#### Ausgangstext:
Humanitärer Einsatz und mehr

In den Medien wird meist nur von den spektakulären Einsätzen von Ärzte ohne Grenzen berichtet, ein großer Teil ist aber die Arbeit in der Organisation selbst. So ist Dörflinger, gemeinsam mit dem jeweiligen Präsidenten der österreichischen Sektion, gewählter Vertreter in der internationalen Generalversammlung. "Das mache ich, weil die Idee gut ist, weil sie leidenschaftlich ist und weil es spannend ist, zu sehen, wie sich die Organisation weiterentwickelt." Mit dieser Tätigkeit ist mindestens einmal im Jahr ein Besuch im "Feld" verbunden. "Im vergangenen Jahr war ich in Bangui, Zentralafrikanische Republik, und in diesem Jahr geht es nach Usbekistan", sagt der Arzt. In dieser Region stehen nicht Konflikte im Vordergrund, sondern ein anderer heimtückischer Gegner: Ärzte ohne Grenzen sind die Experten für die Behandlung der multiresistenten Tuberkulose, die in den ehemaligen Sowjetstaaten eine hohe Inzidenz hat. Die Organisation kooperiert in Ländern wie Usbekistan oder Tadschikistan mit dem staatlichen Gesundheitswesen und leistet Unterstützung bei der Forschung.

"Viele kennen nur die humanitäre Akuthilfe und wissen nichts von diesem Bereich bei ‚Ärzte ohne Grenzen‘", so Dörflinger. Dabei ist "research & development" ebenso wichtig. Das Ziel ist, mehr Menschen den Zugang zu neuen Medikamenten für "vernachlässigte Krankheiten" zu ermöglichen. Dazu zählen unter anderem die Schlafkrankheit, Malaria, Chagas oder eben MDR-Tuberkulose. Dies geschieht im Rahmen der "Drugs for Neglected Diseasesinitative" (DNDi), in der weltweit Universitäten, humanitäre Organisationen, Pharmaunternehmen und Stiftungen kooperieren. Dabei werden bereits vorhandene Moleküle und Substanzen weiterentwickelt, deren Patente die Hersteller der Weltgesundheitsorganisation WHO geschenkt haben, weil sich die weitere Forschung für die Unternehmen nicht lohnt.

#### Bereitgestellte Daten:
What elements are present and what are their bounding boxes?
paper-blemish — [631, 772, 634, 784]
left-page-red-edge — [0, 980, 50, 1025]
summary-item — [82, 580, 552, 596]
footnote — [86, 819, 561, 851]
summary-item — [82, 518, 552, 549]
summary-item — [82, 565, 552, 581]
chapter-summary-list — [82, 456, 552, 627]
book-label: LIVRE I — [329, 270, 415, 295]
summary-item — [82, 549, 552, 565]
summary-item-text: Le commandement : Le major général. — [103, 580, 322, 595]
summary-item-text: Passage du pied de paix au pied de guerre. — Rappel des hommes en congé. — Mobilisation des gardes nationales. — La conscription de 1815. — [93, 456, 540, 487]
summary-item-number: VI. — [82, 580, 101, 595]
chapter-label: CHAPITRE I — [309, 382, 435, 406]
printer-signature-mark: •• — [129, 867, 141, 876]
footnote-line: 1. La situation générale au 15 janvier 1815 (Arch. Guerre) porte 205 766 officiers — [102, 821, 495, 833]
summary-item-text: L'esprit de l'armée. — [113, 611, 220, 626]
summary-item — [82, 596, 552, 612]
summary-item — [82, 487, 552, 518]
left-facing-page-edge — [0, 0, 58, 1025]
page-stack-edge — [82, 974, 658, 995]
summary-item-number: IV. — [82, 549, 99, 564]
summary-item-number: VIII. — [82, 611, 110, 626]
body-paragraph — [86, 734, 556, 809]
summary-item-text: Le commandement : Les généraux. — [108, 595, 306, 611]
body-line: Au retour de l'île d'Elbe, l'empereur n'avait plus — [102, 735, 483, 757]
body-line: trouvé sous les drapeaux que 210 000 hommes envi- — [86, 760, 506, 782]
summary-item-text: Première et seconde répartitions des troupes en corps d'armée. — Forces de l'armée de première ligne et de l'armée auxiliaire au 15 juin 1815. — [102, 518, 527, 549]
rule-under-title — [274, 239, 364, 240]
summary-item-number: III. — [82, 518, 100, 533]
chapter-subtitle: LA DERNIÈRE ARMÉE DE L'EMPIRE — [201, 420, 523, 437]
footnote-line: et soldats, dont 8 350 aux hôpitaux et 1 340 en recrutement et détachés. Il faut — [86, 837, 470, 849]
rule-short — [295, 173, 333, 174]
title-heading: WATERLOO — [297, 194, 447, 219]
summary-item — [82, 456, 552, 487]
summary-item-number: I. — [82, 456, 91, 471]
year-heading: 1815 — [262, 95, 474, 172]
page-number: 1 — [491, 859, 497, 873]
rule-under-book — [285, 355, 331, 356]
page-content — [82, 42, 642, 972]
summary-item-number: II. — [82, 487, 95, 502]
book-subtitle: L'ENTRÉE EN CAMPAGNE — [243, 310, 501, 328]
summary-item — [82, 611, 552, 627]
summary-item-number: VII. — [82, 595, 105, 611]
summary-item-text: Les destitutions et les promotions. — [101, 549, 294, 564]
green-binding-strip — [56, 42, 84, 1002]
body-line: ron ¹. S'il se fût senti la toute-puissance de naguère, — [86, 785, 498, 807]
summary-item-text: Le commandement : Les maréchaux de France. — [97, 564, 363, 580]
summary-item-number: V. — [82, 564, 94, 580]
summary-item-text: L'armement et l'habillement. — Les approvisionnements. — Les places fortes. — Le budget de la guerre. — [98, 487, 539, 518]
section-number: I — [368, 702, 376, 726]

#### Aufgabe A:
In welches Land reist Dörflinger laut Ausgangstext in diesem Jahr?
#### Aufgabe B:
Setze den Ausgangstext über Ärzte ohne Grenzen nach seinem letzten Satz fort.
Die Zeilen sind eigenständiges Material und gehören nicht zum Ausgangstext.

#### Antwort A:
Nach Usbekistan.

#### Antwort B:
"Wir errichten, meist in Zusammenarbeit mit dem jeweiligen Gesundheitsministerium, sogenannte Best-Practice-Kliniken. Dabei richtet Ärzte ohne Grenzen die Kliniken her, bezahlt und schult das Personal und beschafft zum Teil auch die Medikamente", erklärt Dörflinger.

Nach dem Einsatz: "Bilder im Kopf"

Vor allem in Kriegsgebieten oder während eines Seuchenausbruchs sehen die Mitarbeiter von "Ärzte ohne Grenzen" oft großes Leid. Um die psychischen Belastungen abzufangen, unterhält die Organisation ein Support-Netzwerk für Mitarbeiter, die an internationalen Einsätzen teilnehmen. Dazu gehört auch eine psychologische Betreuung. "Doch diese wird relativ wenig benötigt", sagt der Arzt. "Aus eigener Erfahrung kann ich sagen, dass ich sofort starke Bilder in meinem Kopf abrufen kann, aber nicht im Sinne eines posttraumatischen Ereignisses. Es handelte sich dabei um Situationen, in denen man agieren konnte, also eine gewisse Kontrolle hatte." Zu posttraumatischen Problemen komme es eher nach Situationen, denen man ohnmächtig gegenübergestanden ist, erklärt er.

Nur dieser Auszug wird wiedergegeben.